## START Data supplied

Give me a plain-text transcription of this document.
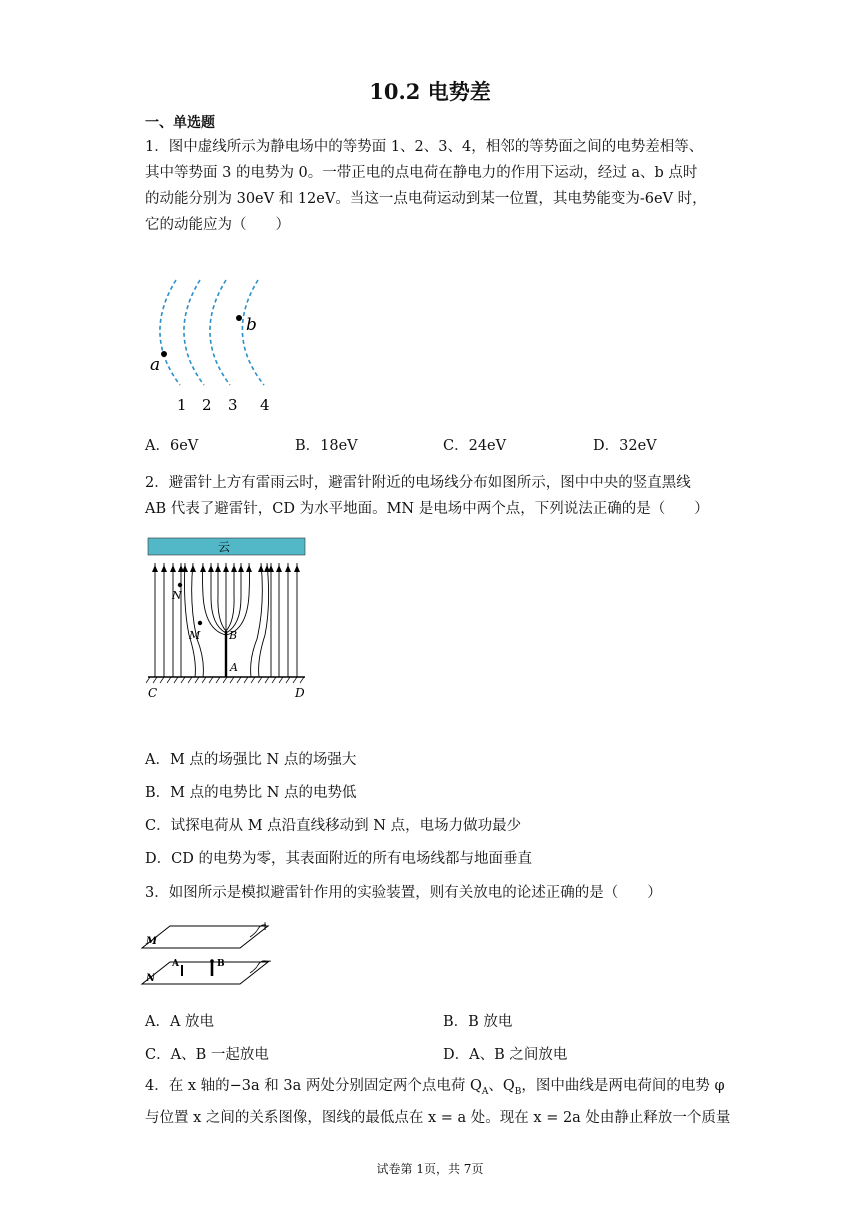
10.2 电势差
一、单选题
1．图中虚线所示为静电场中的等势面 1、2、3、4，相邻的等势面之间的电势差相等、
其中等势面 3 的电势为 0。一带正电的点电荷在静电力的作用下运动，经过 a、b 点时
的动能分别为 30eV 和 12eV。当这一点电荷运动到某一位置，其电势能变为-6eV 时，
它的动能应为（　　）
a
b
1 2 3 4
A．6eV	B．18eV	C．24eV	D．32eV
2．避雷针上方有雷雨云时，避雷针附近的电场线分布如图所示，图中中央的竖直黑线
AB 代表了避雷针，CD 为水平地面。MN 是电场中两个点，下列说法正确的是（　　）
云
N
M	B
A
C	D
A．M 点的场强比 N 点的场强大
B．M 点的电势比 N 点的电势低
C．试探电荷从 M 点沿直线移动到 N 点，电场力做功最少
D．CD 的电势为零，其表面附近的所有电场线都与地面垂直
3．如图所示是模拟避雷针作用的实验装置，则有关放电的论述正确的是（　　）
M
N
+
−
A	B
A．A 放电	B．B 放电
C．A、B 一起放电	D．A、B 之间放电
4．在 x 轴的−3a 和 3a 两处分别固定两个点电荷 $Q_A$、$Q_B$，图中曲线是两电荷间的电势 φ
与位置 x 之间的关系图像，图线的最低点在 x = a 处。现在 x = 2a 处由静止释放一个质量
试卷第 1页，共 7页
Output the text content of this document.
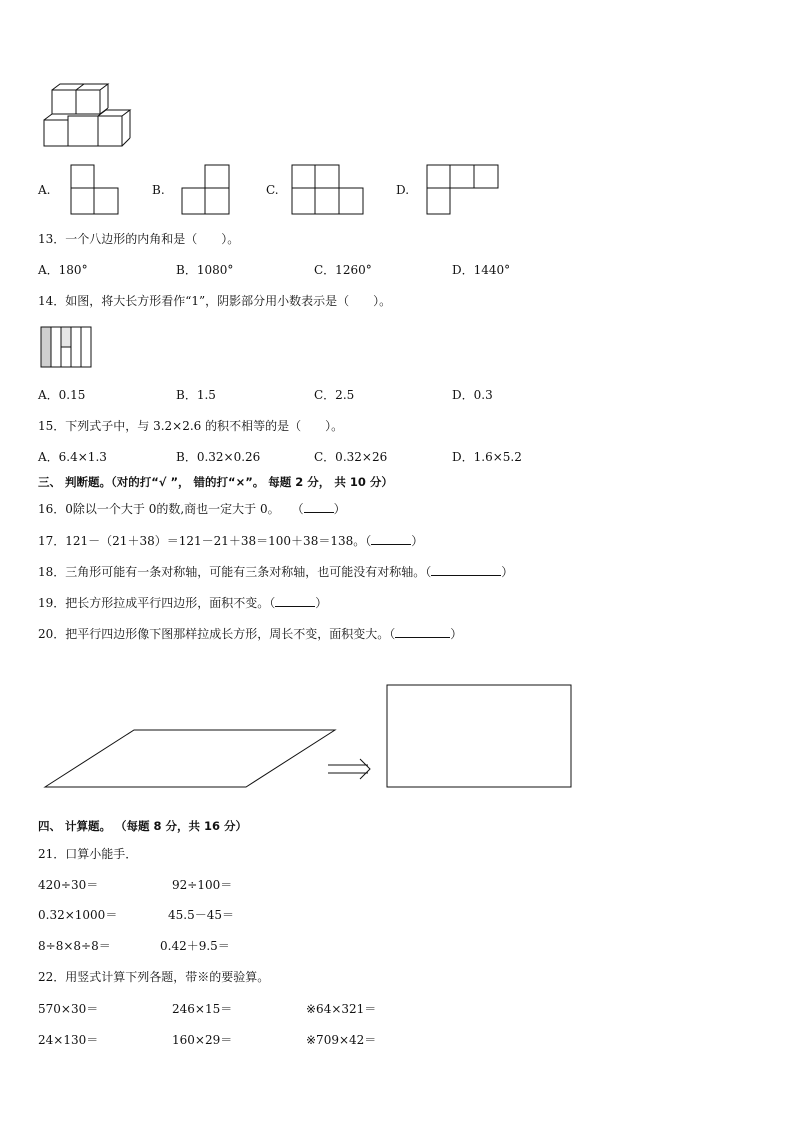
A.	B.	C.	D.
13．一个八边形的内角和是（　　）。
A．180°	B．1080°	C．1260°	D．1440°
14．如图，将大长方形看作“1”，阴影部分用小数表示是（　　）。
A．0.15	B．1.5	C．2.5	D．0.3
15．下列式子中，与 3.2×2.6 的积不相等的是（　　）。
A．6.4×1.3	B．0.32×0.26	C．0.32×26	D．1.6×5.2
三、 判断题。（对的打“√ ”， 错的打“×”。 每题 2 分， 共 10 分）
16．0除以一个大于 0的数,商也一定大于 0。　　（	）
17．121－（21＋38）＝121－21＋38＝100＋38＝138。（	）
18．三角形可能有一条对称轴，可能有三条对称轴，也可能没有对称轴。（	）
19．把长方形拉成平行四边形，面积不变。（	）
20．把平行四边形像下图那样拉成长方形，周长不变，面积变大。（	）
四、 计算题。 （每题 8 分，共 16 分）
21．口算小能手．
420÷30＝	92÷100＝
0.32×1000＝	45.5－45＝
8÷8×8÷8＝	0.42＋9.5＝
22．用竖式计算下列各题，带※的要验算。
570×30＝	246×15＝	※64×321＝
24×130＝	160×29＝	※709×42＝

## END Data supplied

#### Requirements:
Copy out each line of the data where the string "document" appears.

#### Task answer:
Give me a plain-text transcription of this document.
Output the text content of this document.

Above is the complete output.